What is it like to be part of a well-loved yet revamped food show broadcast on prime time television?
How to be on TV as an expert
The story started over three months ago.
I had just finished participating in a food science exam board as an external expert when I received a curious voicemail for a secretive new Channel 4 cookery series. I had been recommended by my friends at the Museum of Cambridge to guest star as a culinary history specialist! I have a background in food science and a deep interest in food history so this was a really intriguing request.
When I called back Love Production, the company who films the show, I was given some details about this nameless yet influential program. They wanted to film a piece in the ancient kitchens of the Museum of Cambridge. I was told it would involve cooking and talking about an old dessert recipe linked with Cambridge – my area of expertise.
After a short correspondence they explained their need of a culinary historian to guide their presenter through a recipe for this 17th century dish on camera. They wanted to film about eight days later. This was very reasonable notice as when I have filmed for other broadcasts it is often with only two or three days notice.

(Stored data entries)
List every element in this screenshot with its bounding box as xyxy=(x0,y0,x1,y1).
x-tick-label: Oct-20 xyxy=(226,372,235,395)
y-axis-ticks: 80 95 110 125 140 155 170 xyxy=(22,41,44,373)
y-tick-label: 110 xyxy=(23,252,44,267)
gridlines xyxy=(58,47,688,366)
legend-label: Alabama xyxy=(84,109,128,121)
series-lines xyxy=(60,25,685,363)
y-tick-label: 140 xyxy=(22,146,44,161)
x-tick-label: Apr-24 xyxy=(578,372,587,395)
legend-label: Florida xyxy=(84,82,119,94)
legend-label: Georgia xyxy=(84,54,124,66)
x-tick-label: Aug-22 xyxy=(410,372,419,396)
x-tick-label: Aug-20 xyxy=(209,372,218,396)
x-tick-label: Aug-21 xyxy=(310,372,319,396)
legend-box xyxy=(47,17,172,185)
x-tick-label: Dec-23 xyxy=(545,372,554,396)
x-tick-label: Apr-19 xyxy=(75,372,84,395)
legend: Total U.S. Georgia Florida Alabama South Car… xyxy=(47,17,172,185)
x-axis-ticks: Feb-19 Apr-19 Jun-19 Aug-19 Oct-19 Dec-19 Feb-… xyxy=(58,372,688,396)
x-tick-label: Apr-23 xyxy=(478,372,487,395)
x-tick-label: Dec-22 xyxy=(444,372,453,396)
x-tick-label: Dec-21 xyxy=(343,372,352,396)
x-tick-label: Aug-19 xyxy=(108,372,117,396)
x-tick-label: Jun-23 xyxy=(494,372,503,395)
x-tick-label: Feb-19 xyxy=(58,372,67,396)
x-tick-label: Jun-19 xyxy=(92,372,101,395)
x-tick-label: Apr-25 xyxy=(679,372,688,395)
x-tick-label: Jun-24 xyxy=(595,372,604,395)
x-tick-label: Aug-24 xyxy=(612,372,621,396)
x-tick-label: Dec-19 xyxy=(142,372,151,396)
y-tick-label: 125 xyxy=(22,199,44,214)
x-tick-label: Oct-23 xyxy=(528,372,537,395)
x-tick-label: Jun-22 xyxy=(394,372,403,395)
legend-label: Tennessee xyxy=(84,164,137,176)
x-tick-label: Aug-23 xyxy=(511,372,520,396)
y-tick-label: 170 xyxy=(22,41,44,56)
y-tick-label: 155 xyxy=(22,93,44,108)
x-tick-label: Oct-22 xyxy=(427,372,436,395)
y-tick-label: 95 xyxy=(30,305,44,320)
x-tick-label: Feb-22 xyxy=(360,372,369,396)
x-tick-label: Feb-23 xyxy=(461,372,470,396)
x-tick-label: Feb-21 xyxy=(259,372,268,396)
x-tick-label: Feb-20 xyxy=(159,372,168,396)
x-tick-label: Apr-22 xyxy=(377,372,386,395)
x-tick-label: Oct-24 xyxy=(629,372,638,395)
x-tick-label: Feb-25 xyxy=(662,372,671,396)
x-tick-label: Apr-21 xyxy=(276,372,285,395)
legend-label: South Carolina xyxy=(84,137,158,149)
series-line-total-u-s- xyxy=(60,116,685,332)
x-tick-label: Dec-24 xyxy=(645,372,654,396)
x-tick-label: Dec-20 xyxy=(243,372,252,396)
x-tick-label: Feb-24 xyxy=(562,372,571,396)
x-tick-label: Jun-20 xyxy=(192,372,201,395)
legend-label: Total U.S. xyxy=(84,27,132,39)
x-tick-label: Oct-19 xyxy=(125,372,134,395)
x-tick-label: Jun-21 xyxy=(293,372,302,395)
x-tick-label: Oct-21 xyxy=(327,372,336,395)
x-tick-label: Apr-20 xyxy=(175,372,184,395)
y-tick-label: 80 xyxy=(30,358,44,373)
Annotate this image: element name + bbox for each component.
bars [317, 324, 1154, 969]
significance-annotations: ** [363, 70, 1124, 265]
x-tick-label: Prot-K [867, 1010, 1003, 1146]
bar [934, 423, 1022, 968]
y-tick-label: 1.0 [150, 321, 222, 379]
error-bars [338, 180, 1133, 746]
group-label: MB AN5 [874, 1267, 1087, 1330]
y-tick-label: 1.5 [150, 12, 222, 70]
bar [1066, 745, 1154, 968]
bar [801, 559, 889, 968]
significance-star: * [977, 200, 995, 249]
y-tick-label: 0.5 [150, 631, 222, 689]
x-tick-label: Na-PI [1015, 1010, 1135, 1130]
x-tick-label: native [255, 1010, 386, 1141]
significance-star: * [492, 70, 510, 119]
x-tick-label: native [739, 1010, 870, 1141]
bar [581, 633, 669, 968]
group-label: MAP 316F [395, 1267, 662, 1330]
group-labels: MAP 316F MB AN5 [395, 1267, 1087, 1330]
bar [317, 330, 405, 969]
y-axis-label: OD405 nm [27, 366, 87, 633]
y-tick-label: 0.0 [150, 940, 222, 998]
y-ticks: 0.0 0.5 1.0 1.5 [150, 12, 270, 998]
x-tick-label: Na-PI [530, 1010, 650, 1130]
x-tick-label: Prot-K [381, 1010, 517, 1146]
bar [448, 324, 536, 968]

= Exercise A =
In the account of appearing on the cookery series, which company films the show?
= Exercise B =
Extend the account of appearing as a culinary history expert on the cookery series, picking up right after its final sentence.

= Written reply A =
Love Production films the show.

= Written reply B =
When I had confirmed my interest, before I could be given any more details, I also had to sign a non-disclosure agreement promising my secrecy until after broadcast.This is why, when the contestants participate in the summer for the Autumn broadcast, no news ever slips out!
Now to research
I needed to faithfully interpret the original 1615 recipe for Cambridge Pudding from “A New Booke of Cookerie” by John Murrell, that was available as a facimile of the 1638 edition. I was aware another expert was going to talk a little about suet pudding history. Hence I was keen to research more deeply about the pudding itself and the ingredients used as they would be shown on screen. Not much was available on line, so I turned to my 500 strong collection of cookery texts. Many of these are about food history and I also have some 17th and 18th century original books. I used the Cambridge University Library for recipe and ingredients research as it was only a stones throw from the recipe’s origins.
The thrill of finding out it was Great British Bake Off
I was told I would be filming with the multi-talented presenter Sandi Toksvig and was delighted as it had also just been confirmed that Great British Bake Off was moving from BBC to Channel 4 for the 2017 series and who the new judges were. Sandi Toksvig had long been one of my media heroes as a comedian and presenter. The other presenters and judges were Prue Leith, Paul Hollywood and Noel Fielding.
The success of Great British Bake Off is legendary and has a fascinating background. To be asked to appear on such a prestigious and well known show was a real privilege as I could never apply as one of the 12,000 applicants due to my professional background.
But what about the Cambridge Pudding?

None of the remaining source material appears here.